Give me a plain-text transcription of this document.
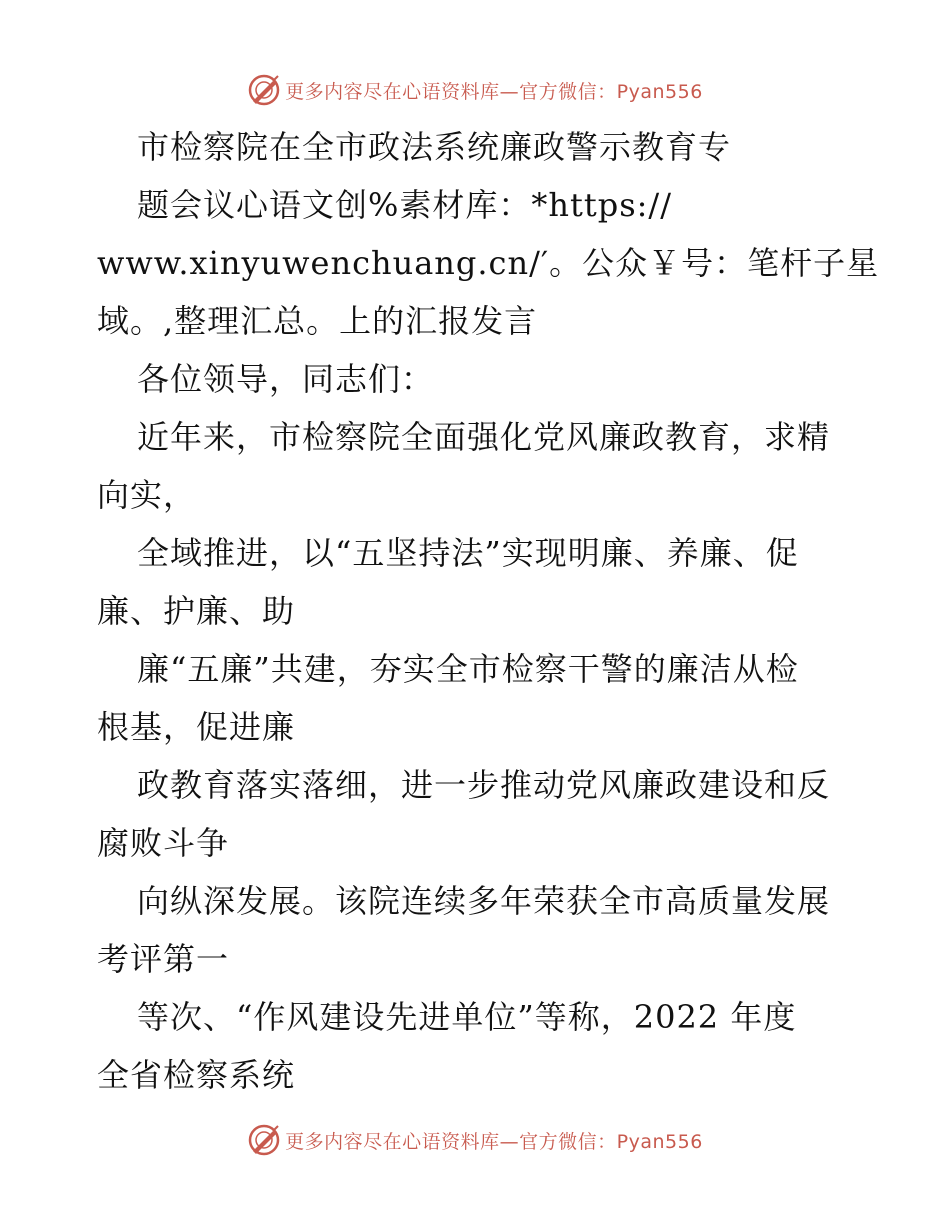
更多内容尽在心语资料库—官方微信：Pyan556
市检察院在全市政法系统廉政警示教育专
题会议心语文创%素材库：*https://
www.xinyuwenchuang.cn/′。公众￥号：笔杆子星
域。,整理汇总。上的汇报发言
各位领导，同志们：
近年来，市检察院全面强化党风廉政教育，求精
向实，
全域推进，以“五坚持法”实现明廉、养廉、促
廉、护廉、助
廉“五廉”共建，夯实全市检察干警的廉洁从检
根基，促进廉
政教育落实落细，进一步推动党风廉政建设和反
腐败斗争
向纵深发展。该院连续多年荣获全市高质量发展
考评第一
等次、“作风建设先进单位”等称，2022 年度
全省检察系统
更多内容尽在心语资料库—官方微信：Pyan556
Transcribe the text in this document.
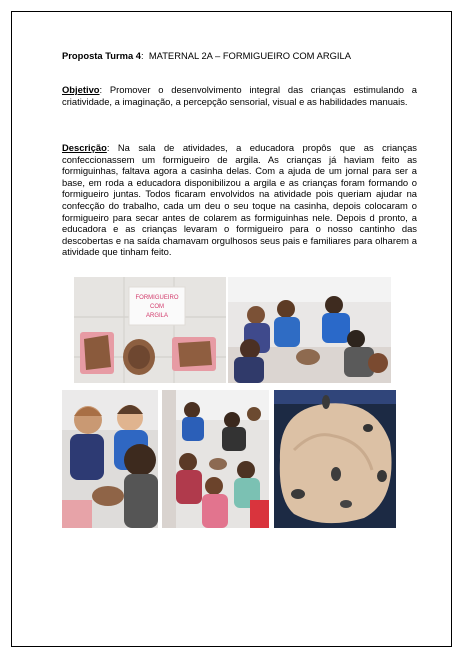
Proposta Turma 4: MATERNAL 2A – FORMIGUEIRO COM ARGILA
Objetivo: Promover o desenvolvimento integral das crianças estimulando a criatividade, a imaginação, a percepção sensorial, visual e as habilidades manuais.
Descrição: Na sala de atividades, a educadora propôs que as crianças confeccionassem um formigueiro de argila. As crianças já haviam feito as formiguinhas, faltava agora a casinha delas. Com a ajuda de um jornal para ser a base, em roda a educadora disponibilizou a argila e as crianças foram formando o formigueiro juntas. Todos ficaram envolvidos na atividade pois queriam ajudar na confecção do trabalho, cada um deu o seu toque na casinha, depois colocaram o formigueiro para secar antes de colarem as formiguinhas nele. Depois d pronto, a educadora e as crianças levaram o formigueiro para o nosso cantinho das descobertas e na saída chamavam orgulhosos seus pais e familiares para olharem a atividade que tinham feito.
FORMIGUEIRO
COM
ARGILA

**PROBLEM TO SOLVE**
Nothing but a number is needed here: how many lines hold the string "document"?

**WORKED SOLUTION**
2